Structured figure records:
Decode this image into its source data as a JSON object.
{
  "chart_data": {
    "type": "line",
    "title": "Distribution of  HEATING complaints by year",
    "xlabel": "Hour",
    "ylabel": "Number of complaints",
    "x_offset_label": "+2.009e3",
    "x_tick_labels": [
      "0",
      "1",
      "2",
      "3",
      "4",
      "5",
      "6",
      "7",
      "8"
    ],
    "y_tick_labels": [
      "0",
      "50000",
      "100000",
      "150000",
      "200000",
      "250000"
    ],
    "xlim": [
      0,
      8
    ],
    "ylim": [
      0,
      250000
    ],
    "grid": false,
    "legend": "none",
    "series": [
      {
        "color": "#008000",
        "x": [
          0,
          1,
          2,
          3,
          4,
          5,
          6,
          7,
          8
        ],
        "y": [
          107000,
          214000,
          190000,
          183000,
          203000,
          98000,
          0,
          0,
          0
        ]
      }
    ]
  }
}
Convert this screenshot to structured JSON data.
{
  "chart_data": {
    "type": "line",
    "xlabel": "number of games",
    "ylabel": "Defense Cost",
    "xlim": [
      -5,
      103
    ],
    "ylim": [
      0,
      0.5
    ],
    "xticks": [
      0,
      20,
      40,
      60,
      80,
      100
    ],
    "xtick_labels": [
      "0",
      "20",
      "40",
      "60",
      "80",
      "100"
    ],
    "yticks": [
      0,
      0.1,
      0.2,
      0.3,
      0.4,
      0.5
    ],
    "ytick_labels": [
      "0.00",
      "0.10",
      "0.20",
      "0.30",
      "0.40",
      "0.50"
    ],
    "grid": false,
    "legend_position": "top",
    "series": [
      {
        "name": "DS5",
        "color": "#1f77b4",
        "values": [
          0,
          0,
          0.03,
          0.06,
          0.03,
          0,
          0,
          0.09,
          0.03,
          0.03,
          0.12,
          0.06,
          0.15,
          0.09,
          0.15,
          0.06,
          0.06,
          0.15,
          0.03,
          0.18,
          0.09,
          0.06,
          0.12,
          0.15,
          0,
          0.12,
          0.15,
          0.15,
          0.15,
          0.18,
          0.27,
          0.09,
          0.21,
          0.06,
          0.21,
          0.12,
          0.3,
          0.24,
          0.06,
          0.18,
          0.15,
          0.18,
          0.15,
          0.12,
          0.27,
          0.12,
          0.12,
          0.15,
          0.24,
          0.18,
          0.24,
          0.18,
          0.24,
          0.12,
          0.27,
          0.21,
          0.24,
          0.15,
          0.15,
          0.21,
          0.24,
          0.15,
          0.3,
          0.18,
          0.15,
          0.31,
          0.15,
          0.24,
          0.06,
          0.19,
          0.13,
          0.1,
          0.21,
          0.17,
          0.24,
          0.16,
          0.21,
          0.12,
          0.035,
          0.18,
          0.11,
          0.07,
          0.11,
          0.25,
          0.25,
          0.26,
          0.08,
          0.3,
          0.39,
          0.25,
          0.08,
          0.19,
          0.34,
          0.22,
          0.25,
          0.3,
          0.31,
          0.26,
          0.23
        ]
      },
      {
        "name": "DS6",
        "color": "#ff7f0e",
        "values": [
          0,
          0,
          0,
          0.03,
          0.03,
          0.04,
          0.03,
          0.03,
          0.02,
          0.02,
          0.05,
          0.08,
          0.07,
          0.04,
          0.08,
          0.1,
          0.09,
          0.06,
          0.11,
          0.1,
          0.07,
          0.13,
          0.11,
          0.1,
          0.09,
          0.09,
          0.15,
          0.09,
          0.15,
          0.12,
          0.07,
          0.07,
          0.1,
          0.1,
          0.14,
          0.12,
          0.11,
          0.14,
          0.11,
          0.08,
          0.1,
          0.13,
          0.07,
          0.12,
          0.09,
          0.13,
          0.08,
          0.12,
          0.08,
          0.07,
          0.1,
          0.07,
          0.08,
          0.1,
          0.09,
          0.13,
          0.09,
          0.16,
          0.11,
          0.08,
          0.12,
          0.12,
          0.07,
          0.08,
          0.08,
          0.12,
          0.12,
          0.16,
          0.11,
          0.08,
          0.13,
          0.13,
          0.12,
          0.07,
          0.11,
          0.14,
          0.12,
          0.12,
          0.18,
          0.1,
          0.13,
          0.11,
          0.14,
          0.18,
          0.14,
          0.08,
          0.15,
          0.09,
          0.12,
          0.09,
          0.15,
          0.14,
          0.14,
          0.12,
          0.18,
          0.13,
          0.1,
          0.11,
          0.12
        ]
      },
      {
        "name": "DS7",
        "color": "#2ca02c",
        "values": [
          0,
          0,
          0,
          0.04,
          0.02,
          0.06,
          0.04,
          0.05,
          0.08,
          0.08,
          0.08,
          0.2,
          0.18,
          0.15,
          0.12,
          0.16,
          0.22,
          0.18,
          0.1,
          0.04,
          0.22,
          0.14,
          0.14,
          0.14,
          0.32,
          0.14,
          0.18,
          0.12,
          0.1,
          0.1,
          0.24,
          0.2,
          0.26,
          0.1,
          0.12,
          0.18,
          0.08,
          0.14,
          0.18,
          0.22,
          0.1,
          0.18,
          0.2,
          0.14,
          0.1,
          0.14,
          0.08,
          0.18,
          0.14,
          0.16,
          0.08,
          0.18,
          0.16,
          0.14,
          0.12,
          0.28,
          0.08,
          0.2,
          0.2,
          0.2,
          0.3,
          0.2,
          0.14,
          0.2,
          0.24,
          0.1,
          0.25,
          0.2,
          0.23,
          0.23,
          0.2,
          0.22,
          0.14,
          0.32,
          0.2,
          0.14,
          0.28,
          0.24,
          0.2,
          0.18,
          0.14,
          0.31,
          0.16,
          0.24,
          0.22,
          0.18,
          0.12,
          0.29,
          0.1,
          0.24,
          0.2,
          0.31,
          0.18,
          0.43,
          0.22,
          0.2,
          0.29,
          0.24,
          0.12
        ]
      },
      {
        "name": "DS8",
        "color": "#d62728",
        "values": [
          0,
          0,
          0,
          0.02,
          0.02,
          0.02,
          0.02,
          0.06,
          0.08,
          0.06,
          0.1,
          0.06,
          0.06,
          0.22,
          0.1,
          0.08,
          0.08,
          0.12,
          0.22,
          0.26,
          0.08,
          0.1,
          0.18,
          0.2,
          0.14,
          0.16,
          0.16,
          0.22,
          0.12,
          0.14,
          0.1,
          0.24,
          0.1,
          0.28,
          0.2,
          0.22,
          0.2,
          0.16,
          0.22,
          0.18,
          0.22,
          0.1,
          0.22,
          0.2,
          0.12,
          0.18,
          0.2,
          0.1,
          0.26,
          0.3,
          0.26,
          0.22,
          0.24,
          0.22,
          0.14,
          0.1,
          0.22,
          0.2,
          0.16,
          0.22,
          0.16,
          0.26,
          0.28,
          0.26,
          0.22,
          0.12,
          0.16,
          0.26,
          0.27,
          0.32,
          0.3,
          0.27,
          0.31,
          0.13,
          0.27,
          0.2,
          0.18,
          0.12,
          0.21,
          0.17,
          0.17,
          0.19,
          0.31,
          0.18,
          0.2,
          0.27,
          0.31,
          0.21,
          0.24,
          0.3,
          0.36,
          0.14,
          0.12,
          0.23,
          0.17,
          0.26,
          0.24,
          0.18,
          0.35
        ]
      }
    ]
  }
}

* * *

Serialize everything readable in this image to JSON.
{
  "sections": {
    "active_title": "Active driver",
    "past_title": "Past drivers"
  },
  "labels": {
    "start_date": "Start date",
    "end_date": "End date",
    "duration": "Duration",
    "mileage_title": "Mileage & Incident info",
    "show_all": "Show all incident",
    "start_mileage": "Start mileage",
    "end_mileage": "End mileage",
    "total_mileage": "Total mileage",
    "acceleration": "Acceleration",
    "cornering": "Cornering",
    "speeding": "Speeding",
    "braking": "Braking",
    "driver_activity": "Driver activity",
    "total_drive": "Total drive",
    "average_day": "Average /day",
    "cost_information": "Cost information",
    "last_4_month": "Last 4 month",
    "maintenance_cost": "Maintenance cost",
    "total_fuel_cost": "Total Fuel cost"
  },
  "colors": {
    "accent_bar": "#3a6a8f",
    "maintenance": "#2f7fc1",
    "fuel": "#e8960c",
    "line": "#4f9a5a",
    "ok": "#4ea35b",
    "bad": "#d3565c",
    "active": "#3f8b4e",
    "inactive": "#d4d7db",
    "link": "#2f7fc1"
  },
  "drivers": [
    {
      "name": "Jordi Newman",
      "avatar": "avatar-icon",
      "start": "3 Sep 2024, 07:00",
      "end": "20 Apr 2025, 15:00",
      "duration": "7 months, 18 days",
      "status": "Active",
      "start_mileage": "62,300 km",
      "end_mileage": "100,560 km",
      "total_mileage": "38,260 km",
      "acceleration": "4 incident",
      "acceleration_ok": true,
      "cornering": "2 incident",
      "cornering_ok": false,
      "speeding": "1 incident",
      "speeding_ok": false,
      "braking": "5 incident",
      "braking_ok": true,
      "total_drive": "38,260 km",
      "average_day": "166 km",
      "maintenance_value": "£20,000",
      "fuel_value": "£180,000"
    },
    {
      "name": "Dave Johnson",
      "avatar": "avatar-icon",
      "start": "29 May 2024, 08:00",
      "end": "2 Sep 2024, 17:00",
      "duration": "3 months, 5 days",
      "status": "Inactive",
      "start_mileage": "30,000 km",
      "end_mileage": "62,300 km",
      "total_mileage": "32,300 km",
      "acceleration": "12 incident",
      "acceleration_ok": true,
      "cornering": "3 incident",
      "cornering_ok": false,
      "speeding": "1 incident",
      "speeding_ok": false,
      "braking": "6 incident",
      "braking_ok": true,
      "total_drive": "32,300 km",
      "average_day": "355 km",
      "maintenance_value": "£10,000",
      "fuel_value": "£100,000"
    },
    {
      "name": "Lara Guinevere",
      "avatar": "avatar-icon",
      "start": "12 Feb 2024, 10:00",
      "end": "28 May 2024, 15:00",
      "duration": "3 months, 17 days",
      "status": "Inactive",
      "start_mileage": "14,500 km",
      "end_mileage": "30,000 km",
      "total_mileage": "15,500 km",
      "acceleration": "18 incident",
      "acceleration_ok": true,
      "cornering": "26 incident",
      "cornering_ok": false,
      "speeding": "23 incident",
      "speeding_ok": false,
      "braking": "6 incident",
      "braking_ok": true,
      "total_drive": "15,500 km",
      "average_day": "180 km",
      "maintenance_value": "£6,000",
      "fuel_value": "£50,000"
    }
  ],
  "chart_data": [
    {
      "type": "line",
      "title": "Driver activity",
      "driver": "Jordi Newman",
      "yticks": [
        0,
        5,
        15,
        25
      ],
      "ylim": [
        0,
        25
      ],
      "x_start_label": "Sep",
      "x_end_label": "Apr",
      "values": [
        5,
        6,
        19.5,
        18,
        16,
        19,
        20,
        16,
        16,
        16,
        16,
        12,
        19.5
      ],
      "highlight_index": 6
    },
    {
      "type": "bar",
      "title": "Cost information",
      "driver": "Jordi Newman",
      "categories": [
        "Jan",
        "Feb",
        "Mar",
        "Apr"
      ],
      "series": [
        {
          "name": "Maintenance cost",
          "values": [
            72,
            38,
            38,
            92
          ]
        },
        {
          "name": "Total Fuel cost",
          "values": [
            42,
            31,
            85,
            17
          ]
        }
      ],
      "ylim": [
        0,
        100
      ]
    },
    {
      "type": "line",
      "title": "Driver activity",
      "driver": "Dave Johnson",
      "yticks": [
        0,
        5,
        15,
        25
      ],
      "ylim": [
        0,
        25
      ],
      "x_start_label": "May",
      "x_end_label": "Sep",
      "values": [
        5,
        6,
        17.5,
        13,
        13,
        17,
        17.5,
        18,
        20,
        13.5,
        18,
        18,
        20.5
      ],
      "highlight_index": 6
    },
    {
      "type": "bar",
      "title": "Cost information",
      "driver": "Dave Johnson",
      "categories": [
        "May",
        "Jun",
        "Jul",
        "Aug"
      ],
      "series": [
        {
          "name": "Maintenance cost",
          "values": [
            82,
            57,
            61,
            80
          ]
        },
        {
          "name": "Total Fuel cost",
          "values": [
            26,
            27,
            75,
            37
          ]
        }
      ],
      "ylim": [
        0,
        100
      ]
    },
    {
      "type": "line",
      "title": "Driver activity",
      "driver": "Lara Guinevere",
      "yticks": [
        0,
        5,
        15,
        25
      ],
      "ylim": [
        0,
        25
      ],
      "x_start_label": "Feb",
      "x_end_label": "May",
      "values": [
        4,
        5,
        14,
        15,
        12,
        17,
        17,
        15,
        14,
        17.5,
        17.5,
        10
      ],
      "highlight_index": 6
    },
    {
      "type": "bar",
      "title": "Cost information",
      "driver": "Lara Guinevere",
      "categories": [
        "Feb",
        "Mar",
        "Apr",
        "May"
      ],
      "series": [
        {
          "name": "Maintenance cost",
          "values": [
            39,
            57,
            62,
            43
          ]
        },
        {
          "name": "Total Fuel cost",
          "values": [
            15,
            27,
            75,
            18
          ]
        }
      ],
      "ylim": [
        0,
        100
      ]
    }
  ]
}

--

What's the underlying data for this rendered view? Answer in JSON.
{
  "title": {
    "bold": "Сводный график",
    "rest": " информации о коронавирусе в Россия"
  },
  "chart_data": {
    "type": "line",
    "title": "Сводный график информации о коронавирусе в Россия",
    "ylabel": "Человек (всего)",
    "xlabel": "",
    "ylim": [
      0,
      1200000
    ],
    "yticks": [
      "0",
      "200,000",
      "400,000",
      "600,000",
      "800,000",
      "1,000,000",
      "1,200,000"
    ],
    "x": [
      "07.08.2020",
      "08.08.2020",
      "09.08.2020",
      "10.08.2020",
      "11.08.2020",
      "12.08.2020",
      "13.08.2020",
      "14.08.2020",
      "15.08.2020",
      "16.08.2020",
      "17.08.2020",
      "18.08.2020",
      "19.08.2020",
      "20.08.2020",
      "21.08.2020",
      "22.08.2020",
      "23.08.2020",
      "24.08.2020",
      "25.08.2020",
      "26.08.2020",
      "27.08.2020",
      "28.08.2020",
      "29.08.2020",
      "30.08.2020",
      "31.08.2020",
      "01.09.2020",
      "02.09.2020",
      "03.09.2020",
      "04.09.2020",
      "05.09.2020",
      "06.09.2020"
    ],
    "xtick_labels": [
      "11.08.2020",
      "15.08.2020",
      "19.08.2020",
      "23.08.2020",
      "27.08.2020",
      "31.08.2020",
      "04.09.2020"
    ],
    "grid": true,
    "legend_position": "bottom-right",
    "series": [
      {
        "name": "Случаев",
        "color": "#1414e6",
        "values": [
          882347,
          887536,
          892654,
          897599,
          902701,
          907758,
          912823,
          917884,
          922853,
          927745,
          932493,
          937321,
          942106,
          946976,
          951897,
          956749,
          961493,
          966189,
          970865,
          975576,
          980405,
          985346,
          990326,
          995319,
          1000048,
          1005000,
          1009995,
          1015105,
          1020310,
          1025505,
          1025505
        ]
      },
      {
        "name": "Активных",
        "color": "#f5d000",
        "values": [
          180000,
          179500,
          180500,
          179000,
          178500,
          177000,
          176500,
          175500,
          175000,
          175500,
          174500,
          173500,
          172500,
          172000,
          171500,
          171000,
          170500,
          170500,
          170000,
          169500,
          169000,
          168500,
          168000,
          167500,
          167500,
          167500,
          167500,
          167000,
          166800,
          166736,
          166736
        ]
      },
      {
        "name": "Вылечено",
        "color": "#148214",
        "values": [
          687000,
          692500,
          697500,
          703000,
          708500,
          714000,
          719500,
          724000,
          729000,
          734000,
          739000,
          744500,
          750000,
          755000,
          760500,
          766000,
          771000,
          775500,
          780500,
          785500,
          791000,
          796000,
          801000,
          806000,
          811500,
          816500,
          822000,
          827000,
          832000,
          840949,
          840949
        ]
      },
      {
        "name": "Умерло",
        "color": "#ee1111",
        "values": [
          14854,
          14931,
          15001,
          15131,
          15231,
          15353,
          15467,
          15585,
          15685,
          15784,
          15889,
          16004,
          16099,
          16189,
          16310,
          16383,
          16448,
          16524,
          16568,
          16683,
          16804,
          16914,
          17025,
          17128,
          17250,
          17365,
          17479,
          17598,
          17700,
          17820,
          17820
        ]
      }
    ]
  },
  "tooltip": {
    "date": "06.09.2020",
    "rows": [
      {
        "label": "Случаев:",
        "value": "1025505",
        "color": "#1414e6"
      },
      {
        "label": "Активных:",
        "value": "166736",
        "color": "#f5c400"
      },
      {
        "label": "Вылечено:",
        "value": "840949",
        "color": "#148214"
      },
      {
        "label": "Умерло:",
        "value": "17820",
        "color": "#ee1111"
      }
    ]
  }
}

**Written instruction:** Read through the entries and copy each line in which "duration" appears.

**The solution:**
    "duration": "Duration",
      "duration": "7 months, 18 days",
      "duration": "3 months, 5 days",
      "duration": "3 months, 17 days",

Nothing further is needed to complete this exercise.